#### RAW DATA ####
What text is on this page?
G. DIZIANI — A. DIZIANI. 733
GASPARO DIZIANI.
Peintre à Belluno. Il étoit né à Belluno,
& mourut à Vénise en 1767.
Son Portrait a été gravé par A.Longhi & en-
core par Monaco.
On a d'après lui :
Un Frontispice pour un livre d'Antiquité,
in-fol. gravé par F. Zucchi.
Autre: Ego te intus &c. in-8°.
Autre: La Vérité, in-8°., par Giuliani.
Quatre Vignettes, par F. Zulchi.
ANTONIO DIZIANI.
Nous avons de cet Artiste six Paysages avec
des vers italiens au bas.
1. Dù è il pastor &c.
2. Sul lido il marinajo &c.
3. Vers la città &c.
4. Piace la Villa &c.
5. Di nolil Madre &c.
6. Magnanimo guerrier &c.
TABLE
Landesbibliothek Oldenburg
####
THE REQUEST:
Repeat all of the records above exactly as written.

REPLY TO THE EXERCISE:
What text is on this page?
G. DIZIANI — A. DIZIANI. 733
GASPARO DIZIANI.
Peintre à Belluno. Il étoit né à Belluno,
& mourut à Vénise en 1767.
Son Portrait a été gravé par A.Longhi & en-
core par Monaco.
On a d'après lui :
Un Frontispice pour un livre d'Antiquité,
in-fol. gravé par F. Zucchi.
Autre: Ego te intus &c. in-8°.
Autre: La Vérité, in-8°., par Giuliani.
Quatre Vignettes, par F. Zulchi.
ANTONIO DIZIANI.
Nous avons de cet Artiste six Paysages avec
des vers italiens au bas.
1. Dù è il pastor &c.
2. Sul lido il marinajo &c.
3. Vers la città &c.
4. Piace la Villa &c.
5. Di nolil Madre &c.
6. Magnanimo guerrier &c.
TABLE
Landesbibliothek Oldenburg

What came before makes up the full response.